→ **Task to complete**:
Transcribe all the entries word for word, omitting any pictures they contain.

(Collected data entries)
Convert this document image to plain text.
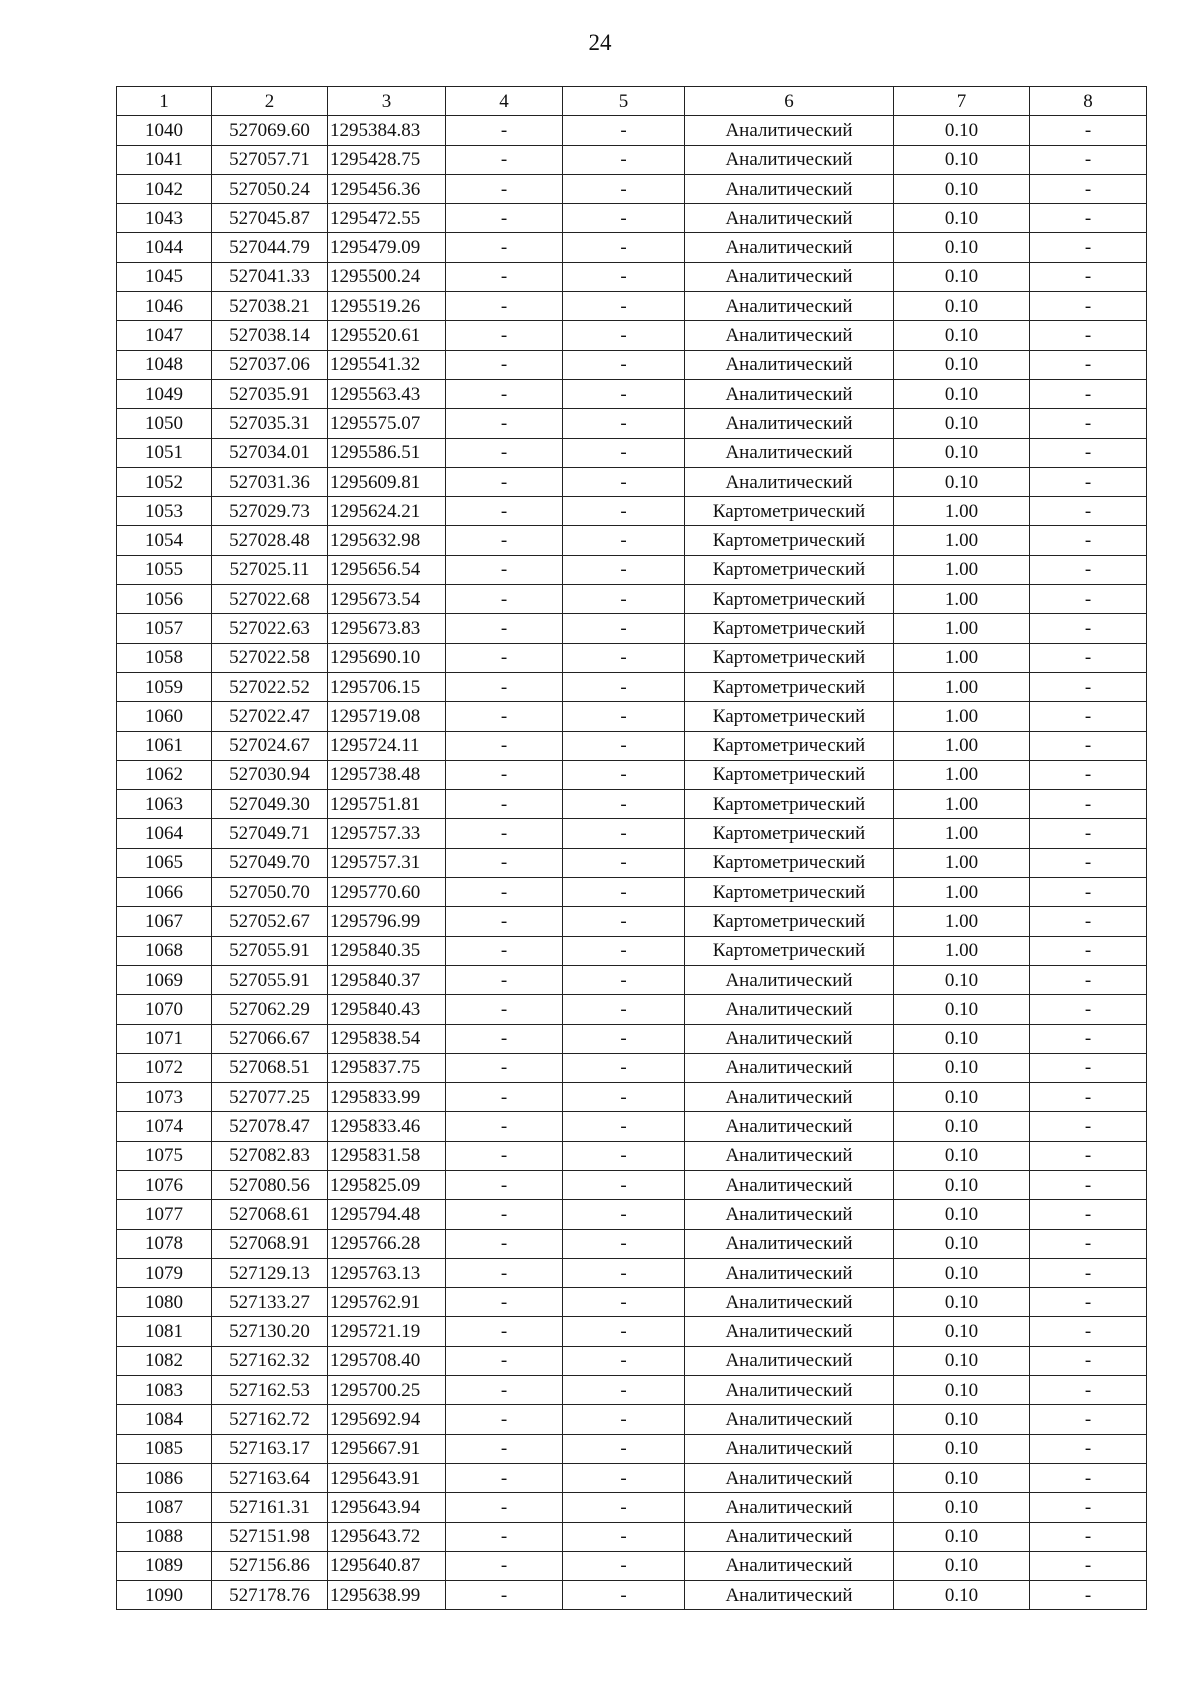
24
1	2	3	4	5	6	7	8
1040	527069.60	1295384.83	-	-	Аналитический	0.10	-
1041	527057.71	1295428.75	-	-	Аналитический	0.10	-
1042	527050.24	1295456.36	-	-	Аналитический	0.10	-
1043	527045.87	1295472.55	-	-	Аналитический	0.10	-
1044	527044.79	1295479.09	-	-	Аналитический	0.10	-
1045	527041.33	1295500.24	-	-	Аналитический	0.10	-
1046	527038.21	1295519.26	-	-	Аналитический	0.10	-
1047	527038.14	1295520.61	-	-	Аналитический	0.10	-
1048	527037.06	1295541.32	-	-	Аналитический	0.10	-
1049	527035.91	1295563.43	-	-	Аналитический	0.10	-
1050	527035.31	1295575.07	-	-	Аналитический	0.10	-
1051	527034.01	1295586.51	-	-	Аналитический	0.10	-
1052	527031.36	1295609.81	-	-	Аналитический	0.10	-
1053	527029.73	1295624.21	-	-	Картометрический	1.00	-
1054	527028.48	1295632.98	-	-	Картометрический	1.00	-
1055	527025.11	1295656.54	-	-	Картометрический	1.00	-
1056	527022.68	1295673.54	-	-	Картометрический	1.00	-
1057	527022.63	1295673.83	-	-	Картометрический	1.00	-
1058	527022.58	1295690.10	-	-	Картометрический	1.00	-
1059	527022.52	1295706.15	-	-	Картометрический	1.00	-
1060	527022.47	1295719.08	-	-	Картометрический	1.00	-
1061	527024.67	1295724.11	-	-	Картометрический	1.00	-
1062	527030.94	1295738.48	-	-	Картометрический	1.00	-
1063	527049.30	1295751.81	-	-	Картометрический	1.00	-
1064	527049.71	1295757.33	-	-	Картометрический	1.00	-
1065	527049.70	1295757.31	-	-	Картометрический	1.00	-
1066	527050.70	1295770.60	-	-	Картометрический	1.00	-
1067	527052.67	1295796.99	-	-	Картометрический	1.00	-
1068	527055.91	1295840.35	-	-	Картометрический	1.00	-
1069	527055.91	1295840.37	-	-	Аналитический	0.10	-
1070	527062.29	1295840.43	-	-	Аналитический	0.10	-
1071	527066.67	1295838.54	-	-	Аналитический	0.10	-
1072	527068.51	1295837.75	-	-	Аналитический	0.10	-
1073	527077.25	1295833.99	-	-	Аналитический	0.10	-
1074	527078.47	1295833.46	-	-	Аналитический	0.10	-
1075	527082.83	1295831.58	-	-	Аналитический	0.10	-
1076	527080.56	1295825.09	-	-	Аналитический	0.10	-
1077	527068.61	1295794.48	-	-	Аналитический	0.10	-
1078	527068.91	1295766.28	-	-	Аналитический	0.10	-
1079	527129.13	1295763.13	-	-	Аналитический	0.10	-
1080	527133.27	1295762.91	-	-	Аналитический	0.10	-
1081	527130.20	1295721.19	-	-	Аналитический	0.10	-
1082	527162.32	1295708.40	-	-	Аналитический	0.10	-
1083	527162.53	1295700.25	-	-	Аналитический	0.10	-
1084	527162.72	1295692.94	-	-	Аналитический	0.10	-
1085	527163.17	1295667.91	-	-	Аналитический	0.10	-
1086	527163.64	1295643.91	-	-	Аналитический	0.10	-
1087	527161.31	1295643.94	-	-	Аналитический	0.10	-
1088	527151.98	1295643.72	-	-	Аналитический	0.10	-
1089	527156.86	1295640.87	-	-	Аналитический	0.10	-
1090	527178.76	1295638.99	-	-	Аналитический	0.10	-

→ **Problem solution**:
Convert this document image to plain text.
24
1	2	3	4	5	6	7	8
1040	527069.60	1295384.83	-	-	Аналитический	0.10	-
1041	527057.71	1295428.75	-	-	Аналитический	0.10	-
1042	527050.24	1295456.36	-	-	Аналитический	0.10	-
1043	527045.87	1295472.55	-	-	Аналитический	0.10	-
1044	527044.79	1295479.09	-	-	Аналитический	0.10	-
1045	527041.33	1295500.24	-	-	Аналитический	0.10	-
1046	527038.21	1295519.26	-	-	Аналитический	0.10	-
1047	527038.14	1295520.61	-	-	Аналитический	0.10	-
1048	527037.06	1295541.32	-	-	Аналитический	0.10	-
1049	527035.91	1295563.43	-	-	Аналитический	0.10	-
1050	527035.31	1295575.07	-	-	Аналитический	0.10	-
1051	527034.01	1295586.51	-	-	Аналитический	0.10	-
1052	527031.36	1295609.81	-	-	Аналитический	0.10	-
1053	527029.73	1295624.21	-	-	Картометрический	1.00	-
1054	527028.48	1295632.98	-	-	Картометрический	1.00	-
1055	527025.11	1295656.54	-	-	Картометрический	1.00	-
1056	527022.68	1295673.54	-	-	Картометрический	1.00	-
1057	527022.63	1295673.83	-	-	Картометрический	1.00	-
1058	527022.58	1295690.10	-	-	Картометрический	1.00	-
1059	527022.52	1295706.15	-	-	Картометрический	1.00	-
1060	527022.47	1295719.08	-	-	Картометрический	1.00	-
1061	527024.67	1295724.11	-	-	Картометрический	1.00	-
1062	527030.94	1295738.48	-	-	Картометрический	1.00	-
1063	527049.30	1295751.81	-	-	Картометрический	1.00	-
1064	527049.71	1295757.33	-	-	Картометрический	1.00	-
1065	527049.70	1295757.31	-	-	Картометрический	1.00	-
1066	527050.70	1295770.60	-	-	Картометрический	1.00	-
1067	527052.67	1295796.99	-	-	Картометрический	1.00	-
1068	527055.91	1295840.35	-	-	Картометрический	1.00	-
1069	527055.91	1295840.37	-	-	Аналитический	0.10	-
1070	527062.29	1295840.43	-	-	Аналитический	0.10	-
1071	527066.67	1295838.54	-	-	Аналитический	0.10	-
1072	527068.51	1295837.75	-	-	Аналитический	0.10	-
1073	527077.25	1295833.99	-	-	Аналитический	0.10	-
1074	527078.47	1295833.46	-	-	Аналитический	0.10	-
1075	527082.83	1295831.58	-	-	Аналитический	0.10	-
1076	527080.56	1295825.09	-	-	Аналитический	0.10	-
1077	527068.61	1295794.48	-	-	Аналитический	0.10	-
1078	527068.91	1295766.28	-	-	Аналитический	0.10	-
1079	527129.13	1295763.13	-	-	Аналитический	0.10	-
1080	527133.27	1295762.91	-	-	Аналитический	0.10	-
1081	527130.20	1295721.19	-	-	Аналитический	0.10	-
1082	527162.32	1295708.40	-	-	Аналитический	0.10	-
1083	527162.53	1295700.25	-	-	Аналитический	0.10	-
1084	527162.72	1295692.94	-	-	Аналитический	0.10	-
1085	527163.17	1295667.91	-	-	Аналитический	0.10	-
1086	527163.64	1295643.91	-	-	Аналитический	0.10	-
1087	527161.31	1295643.94	-	-	Аналитический	0.10	-
1088	527151.98	1295643.72	-	-	Аналитический	0.10	-
1089	527156.86	1295640.87	-	-	Аналитический	0.10	-
1090	527178.76	1295638.99	-	-	Аналитический	0.10	-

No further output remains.